## [DATASET]
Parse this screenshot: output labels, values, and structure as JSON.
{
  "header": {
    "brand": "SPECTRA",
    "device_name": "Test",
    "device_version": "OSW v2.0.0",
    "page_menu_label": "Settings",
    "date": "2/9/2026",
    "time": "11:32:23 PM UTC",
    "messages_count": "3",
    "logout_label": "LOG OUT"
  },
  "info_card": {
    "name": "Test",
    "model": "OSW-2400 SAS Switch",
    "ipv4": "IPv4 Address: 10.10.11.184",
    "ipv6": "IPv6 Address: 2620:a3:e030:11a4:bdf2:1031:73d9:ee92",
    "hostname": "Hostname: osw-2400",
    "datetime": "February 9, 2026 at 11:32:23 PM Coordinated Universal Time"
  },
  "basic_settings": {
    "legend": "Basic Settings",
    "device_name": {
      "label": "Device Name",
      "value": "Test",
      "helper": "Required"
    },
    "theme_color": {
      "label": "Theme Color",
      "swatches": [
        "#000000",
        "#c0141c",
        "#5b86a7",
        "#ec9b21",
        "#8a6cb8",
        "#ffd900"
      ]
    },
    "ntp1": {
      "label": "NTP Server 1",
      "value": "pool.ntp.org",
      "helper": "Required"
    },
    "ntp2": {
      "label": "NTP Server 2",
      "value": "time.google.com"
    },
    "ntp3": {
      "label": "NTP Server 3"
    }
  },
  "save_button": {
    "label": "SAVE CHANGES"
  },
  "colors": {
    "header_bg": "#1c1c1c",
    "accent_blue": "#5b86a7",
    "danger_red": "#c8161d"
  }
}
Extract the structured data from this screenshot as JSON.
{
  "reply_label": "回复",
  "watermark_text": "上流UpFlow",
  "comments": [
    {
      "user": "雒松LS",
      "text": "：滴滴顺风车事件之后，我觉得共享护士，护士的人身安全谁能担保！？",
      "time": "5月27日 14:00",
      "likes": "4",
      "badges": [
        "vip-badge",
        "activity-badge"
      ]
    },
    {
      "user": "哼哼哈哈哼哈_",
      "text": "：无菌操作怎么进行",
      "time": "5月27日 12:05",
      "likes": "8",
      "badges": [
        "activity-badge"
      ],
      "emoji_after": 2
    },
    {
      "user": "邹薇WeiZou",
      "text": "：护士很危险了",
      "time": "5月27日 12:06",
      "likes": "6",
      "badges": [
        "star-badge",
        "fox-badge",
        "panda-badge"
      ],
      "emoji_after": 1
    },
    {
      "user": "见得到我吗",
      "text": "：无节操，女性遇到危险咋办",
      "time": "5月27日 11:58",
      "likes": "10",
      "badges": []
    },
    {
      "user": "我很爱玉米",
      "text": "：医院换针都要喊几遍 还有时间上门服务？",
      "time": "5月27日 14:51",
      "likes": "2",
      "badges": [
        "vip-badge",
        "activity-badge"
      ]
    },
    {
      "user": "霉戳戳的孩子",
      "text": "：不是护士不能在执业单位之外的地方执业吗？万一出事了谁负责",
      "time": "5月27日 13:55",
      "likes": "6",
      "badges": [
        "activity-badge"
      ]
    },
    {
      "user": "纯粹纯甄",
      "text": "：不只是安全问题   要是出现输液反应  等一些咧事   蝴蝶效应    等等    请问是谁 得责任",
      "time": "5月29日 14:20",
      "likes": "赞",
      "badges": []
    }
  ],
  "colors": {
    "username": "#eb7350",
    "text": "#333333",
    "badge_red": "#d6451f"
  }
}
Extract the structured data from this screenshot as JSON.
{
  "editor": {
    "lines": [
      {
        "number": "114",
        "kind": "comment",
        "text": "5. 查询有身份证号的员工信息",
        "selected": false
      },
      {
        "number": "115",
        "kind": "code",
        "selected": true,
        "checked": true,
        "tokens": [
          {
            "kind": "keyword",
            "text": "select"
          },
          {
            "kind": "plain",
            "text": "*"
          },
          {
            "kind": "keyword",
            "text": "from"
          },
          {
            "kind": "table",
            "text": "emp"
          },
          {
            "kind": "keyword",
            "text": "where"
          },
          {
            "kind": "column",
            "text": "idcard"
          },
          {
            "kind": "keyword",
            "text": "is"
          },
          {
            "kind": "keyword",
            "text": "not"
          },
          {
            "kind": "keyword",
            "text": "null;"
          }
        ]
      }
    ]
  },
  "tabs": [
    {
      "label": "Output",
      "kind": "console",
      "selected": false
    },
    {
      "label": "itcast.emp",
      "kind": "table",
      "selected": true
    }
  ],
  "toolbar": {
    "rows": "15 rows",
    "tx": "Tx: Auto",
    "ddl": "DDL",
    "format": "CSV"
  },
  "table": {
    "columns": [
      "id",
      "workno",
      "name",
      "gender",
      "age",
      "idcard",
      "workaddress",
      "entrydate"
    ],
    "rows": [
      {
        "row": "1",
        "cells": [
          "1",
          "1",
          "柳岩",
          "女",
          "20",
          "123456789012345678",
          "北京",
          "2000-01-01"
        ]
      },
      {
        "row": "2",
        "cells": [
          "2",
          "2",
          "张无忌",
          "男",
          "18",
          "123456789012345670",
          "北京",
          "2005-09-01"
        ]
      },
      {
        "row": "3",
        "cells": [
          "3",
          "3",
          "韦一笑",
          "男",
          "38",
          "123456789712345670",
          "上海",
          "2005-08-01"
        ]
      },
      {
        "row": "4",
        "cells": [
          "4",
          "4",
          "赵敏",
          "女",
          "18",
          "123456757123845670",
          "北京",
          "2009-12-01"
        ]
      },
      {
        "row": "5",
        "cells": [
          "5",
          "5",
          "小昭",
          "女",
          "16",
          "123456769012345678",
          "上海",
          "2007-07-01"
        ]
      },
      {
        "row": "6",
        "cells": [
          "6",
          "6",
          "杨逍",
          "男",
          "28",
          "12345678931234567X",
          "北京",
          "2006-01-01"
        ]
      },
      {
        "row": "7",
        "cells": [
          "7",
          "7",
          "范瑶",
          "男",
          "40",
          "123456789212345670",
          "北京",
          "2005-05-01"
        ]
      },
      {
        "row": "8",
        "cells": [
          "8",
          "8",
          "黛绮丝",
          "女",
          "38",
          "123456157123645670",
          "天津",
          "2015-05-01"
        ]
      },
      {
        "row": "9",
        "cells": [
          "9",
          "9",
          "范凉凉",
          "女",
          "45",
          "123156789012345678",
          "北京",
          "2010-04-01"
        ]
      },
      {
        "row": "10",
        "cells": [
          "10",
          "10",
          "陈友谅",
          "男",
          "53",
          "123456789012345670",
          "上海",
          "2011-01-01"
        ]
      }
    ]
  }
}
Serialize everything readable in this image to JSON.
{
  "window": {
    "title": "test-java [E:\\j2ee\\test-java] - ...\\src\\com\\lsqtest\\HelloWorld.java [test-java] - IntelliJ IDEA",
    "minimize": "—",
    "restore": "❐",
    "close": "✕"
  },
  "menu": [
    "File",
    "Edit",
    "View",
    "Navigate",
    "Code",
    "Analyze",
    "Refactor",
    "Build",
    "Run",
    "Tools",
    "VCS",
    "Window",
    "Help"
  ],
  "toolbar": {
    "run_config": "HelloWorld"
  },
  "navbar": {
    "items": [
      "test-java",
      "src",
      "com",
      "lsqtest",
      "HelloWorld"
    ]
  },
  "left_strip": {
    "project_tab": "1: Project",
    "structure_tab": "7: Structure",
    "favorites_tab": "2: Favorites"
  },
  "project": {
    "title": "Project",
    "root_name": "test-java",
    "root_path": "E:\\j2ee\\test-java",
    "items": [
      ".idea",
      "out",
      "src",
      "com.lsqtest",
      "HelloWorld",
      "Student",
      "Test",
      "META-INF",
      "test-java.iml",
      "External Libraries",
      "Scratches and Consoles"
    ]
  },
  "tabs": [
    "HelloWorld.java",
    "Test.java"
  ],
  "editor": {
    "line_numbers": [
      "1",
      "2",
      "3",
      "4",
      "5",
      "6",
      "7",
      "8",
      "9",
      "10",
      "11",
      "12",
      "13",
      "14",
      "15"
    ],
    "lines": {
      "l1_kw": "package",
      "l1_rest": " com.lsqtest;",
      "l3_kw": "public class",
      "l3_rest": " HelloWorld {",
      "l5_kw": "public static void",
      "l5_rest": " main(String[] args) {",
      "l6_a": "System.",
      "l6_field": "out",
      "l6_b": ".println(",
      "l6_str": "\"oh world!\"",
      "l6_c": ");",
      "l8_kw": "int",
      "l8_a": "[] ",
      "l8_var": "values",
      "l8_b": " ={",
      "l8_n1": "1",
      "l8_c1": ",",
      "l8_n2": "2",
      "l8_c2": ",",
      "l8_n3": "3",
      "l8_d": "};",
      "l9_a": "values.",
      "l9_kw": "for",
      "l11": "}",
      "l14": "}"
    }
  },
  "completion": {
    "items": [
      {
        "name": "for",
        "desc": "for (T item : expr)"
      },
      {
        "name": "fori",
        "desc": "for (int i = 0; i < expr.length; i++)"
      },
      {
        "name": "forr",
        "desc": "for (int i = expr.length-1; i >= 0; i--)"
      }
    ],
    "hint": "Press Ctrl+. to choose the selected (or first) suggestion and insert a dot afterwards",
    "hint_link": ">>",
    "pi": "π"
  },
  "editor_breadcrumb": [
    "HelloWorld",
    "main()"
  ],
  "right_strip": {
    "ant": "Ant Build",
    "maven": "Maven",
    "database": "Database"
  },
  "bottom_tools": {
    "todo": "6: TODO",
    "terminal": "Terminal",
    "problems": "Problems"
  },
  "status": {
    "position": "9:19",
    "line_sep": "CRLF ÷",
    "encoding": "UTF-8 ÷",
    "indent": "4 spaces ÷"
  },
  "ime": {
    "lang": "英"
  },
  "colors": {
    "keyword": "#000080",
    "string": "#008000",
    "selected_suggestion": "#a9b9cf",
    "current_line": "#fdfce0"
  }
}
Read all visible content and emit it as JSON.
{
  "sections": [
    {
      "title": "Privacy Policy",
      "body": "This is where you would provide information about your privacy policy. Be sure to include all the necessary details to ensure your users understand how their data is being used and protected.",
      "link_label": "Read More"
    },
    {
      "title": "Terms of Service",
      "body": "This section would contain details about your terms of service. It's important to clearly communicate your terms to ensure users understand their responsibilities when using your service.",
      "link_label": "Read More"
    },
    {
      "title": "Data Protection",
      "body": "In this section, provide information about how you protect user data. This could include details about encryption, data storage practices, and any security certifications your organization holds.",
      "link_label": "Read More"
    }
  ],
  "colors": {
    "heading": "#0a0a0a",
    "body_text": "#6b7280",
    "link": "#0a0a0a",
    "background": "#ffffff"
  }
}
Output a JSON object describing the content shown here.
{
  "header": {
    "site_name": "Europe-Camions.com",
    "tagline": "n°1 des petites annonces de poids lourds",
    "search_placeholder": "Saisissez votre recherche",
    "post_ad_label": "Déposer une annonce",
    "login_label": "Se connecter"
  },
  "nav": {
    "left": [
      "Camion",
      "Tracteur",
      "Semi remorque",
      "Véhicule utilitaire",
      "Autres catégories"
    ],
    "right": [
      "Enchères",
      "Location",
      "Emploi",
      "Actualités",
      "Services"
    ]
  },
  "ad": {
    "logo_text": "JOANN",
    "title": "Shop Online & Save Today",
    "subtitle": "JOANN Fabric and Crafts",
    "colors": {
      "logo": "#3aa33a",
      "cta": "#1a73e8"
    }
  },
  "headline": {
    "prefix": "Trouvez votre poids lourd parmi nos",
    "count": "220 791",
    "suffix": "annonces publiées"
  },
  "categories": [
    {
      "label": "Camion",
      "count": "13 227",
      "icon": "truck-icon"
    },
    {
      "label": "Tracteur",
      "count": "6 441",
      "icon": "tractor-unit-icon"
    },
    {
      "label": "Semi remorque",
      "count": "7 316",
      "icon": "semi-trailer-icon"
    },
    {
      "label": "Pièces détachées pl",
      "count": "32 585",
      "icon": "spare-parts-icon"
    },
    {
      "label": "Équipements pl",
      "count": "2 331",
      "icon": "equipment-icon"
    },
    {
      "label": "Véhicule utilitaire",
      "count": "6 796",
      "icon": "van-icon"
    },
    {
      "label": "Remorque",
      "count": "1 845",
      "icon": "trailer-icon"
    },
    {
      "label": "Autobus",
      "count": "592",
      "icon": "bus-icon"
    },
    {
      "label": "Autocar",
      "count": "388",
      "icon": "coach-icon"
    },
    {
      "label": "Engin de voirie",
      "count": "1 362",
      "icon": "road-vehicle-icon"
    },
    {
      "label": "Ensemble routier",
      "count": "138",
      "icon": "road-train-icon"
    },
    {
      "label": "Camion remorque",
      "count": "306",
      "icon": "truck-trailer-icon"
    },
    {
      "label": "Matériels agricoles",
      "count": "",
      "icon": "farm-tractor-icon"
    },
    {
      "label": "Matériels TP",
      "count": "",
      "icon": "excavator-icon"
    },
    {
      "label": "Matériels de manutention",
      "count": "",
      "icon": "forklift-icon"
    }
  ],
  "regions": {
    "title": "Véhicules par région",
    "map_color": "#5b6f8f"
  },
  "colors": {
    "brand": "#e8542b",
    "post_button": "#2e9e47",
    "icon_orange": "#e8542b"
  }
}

## [EXERCISE DESCRIPTION]
Pull out every line of the entries that includes the word "their".

## [TASK SOLUTION]
      "body": "This is where you would provide information about your privacy policy. Be sure to include all the necessary details to ensure your users understand how their data is being used and protected.",
      "body": "This section would contain details about your terms of service. It's important to clearly communicate your terms to ensure users understand their responsibilities when using your service.",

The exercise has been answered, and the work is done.